What you are asked to do ▸
Each record below must be returned exactly as shown.

────────────────

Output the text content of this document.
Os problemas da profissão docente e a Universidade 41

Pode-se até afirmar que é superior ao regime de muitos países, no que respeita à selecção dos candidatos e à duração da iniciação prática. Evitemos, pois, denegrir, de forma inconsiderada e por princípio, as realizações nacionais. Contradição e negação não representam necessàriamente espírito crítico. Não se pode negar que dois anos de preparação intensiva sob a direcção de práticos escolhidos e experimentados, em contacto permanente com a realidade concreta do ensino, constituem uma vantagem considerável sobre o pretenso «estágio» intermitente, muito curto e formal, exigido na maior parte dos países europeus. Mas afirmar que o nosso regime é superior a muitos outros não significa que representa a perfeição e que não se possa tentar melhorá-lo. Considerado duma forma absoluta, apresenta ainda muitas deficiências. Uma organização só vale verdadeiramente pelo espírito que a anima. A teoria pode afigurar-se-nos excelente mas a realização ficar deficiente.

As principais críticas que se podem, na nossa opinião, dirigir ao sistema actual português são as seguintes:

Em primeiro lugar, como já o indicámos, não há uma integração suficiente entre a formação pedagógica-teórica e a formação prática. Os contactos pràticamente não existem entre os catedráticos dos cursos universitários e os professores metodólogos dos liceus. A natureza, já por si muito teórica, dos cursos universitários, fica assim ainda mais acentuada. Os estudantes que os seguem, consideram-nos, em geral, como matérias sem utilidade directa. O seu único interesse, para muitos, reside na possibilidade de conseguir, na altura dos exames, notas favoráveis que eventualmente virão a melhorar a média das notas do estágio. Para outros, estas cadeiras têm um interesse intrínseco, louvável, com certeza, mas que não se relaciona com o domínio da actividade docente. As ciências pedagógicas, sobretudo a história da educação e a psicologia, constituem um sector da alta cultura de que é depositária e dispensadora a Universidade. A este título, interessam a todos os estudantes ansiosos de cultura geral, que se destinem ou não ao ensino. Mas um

────────────────

Expected answer ▸
Output the text content of this document.
Os problemas da profissão docente e a Universidade 41

Pode-se até afirmar que é superior ao regime de muitos países, no que respeita à selecção dos candidatos e à duração da iniciação prática. Evitemos, pois, denegrir, de forma inconsiderada e por princípio, as realizações nacionais. Contradição e negação não representam necessàriamente espírito crítico. Não se pode negar que dois anos de preparação intensiva sob a direcção de práticos escolhidos e experimentados, em contacto permanente com a realidade concreta do ensino, constituem uma vantagem considerável sobre o pretenso «estágio» intermitente, muito curto e formal, exigido na maior parte dos países europeus. Mas afirmar que o nosso regime é superior a muitos outros não significa que representa a perfeição e que não se possa tentar melhorá-lo. Considerado duma forma absoluta, apresenta ainda muitas deficiências. Uma organização só vale verdadeiramente pelo espírito que a anima. A teoria pode afigurar-se-nos excelente mas a realização ficar deficiente.

As principais críticas que se podem, na nossa opinião, dirigir ao sistema actual português são as seguintes:

Em primeiro lugar, como já o indicámos, não há uma integração suficiente entre a formação pedagógica-teórica e a formação prática. Os contactos pràticamente não existem entre os catedráticos dos cursos universitários e os professores metodólogos dos liceus. A natureza, já por si muito teórica, dos cursos universitários, fica assim ainda mais acentuada. Os estudantes que os seguem, consideram-nos, em geral, como matérias sem utilidade directa. O seu único interesse, para muitos, reside na possibilidade de conseguir, na altura dos exames, notas favoráveis que eventualmente virão a melhorar a média das notas do estágio. Para outros, estas cadeiras têm um interesse intrínseco, louvável, com certeza, mas que não se relaciona com o domínio da actividade docente. As ciências pedagógicas, sobretudo a história da educação e a psicologia, constituem um sector da alta cultura de que é depositária e dispensadora a Universidade. A este título, interessam a todos os estudantes ansiosos de cultura geral, que se destinem ou não ao ensino. Mas um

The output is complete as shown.